Saved entries:

====================

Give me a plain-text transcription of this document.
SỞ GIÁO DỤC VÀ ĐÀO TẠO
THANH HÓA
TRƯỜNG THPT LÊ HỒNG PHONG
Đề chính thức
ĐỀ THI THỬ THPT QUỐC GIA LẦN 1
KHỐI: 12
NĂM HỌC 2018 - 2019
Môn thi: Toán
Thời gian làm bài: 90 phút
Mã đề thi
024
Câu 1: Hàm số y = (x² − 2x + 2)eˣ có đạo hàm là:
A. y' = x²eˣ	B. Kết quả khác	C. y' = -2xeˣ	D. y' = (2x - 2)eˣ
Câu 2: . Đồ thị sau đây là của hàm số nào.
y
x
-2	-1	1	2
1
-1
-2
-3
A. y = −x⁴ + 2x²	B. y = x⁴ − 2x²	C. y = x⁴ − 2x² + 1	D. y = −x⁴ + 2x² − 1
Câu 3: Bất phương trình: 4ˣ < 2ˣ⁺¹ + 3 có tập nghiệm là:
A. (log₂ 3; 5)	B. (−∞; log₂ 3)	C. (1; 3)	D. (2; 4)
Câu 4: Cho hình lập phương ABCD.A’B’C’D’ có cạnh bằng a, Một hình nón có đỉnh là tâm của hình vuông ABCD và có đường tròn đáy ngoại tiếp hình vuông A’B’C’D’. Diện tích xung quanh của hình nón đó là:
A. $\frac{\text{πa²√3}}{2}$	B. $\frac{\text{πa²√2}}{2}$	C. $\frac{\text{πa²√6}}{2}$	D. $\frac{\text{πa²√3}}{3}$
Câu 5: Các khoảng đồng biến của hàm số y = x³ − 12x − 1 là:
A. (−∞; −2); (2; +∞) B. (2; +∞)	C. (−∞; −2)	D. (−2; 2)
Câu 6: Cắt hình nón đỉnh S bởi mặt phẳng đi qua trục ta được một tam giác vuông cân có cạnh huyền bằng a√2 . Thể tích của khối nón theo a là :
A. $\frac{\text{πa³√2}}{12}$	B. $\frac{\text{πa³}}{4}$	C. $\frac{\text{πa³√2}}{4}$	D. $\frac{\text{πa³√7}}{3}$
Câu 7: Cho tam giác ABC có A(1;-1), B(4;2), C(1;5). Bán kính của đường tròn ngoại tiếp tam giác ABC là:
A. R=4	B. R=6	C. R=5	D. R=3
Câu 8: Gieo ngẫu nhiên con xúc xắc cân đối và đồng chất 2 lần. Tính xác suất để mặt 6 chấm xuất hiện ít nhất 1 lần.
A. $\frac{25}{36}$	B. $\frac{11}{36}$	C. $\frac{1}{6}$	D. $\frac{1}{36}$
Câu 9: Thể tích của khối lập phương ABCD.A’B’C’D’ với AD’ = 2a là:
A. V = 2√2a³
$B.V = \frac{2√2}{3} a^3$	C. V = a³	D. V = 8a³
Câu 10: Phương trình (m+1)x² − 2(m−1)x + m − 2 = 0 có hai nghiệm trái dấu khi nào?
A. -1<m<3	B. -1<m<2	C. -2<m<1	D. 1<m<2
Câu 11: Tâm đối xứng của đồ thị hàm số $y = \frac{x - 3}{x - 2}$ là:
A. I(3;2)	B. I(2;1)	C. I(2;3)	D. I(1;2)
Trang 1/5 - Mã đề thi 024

====================

§ **CHALLENGE**
Copy out each line that contains the word "frac".

§ **EXERCISE OUTPUT**
A. $\frac{\text{πa²√3}}{2}$	B. $\frac{\text{πa²√2}}{2}$	C. $\frac{\text{πa²√6}}{2}$	D. $\frac{\text{πa²√3}}{3}$
A. $\frac{\text{πa³√2}}{12}$	B. $\frac{\text{πa³}}{4}$	C. $\frac{\text{πa³√2}}{4}$	D. $\frac{\text{πa³√7}}{3}$
A. $\frac{25}{36}$	B. $\frac{11}{36}$	C. $\frac{1}{6}$	D. $\frac{1}{36}$
$B.V = \frac{2√2}{3} a^3$	C. V = a³	D. V = 8a³
Câu 11: Tâm đối xứng của đồ thị hàm số $y = \frac{x - 3}{x - 2}$ là:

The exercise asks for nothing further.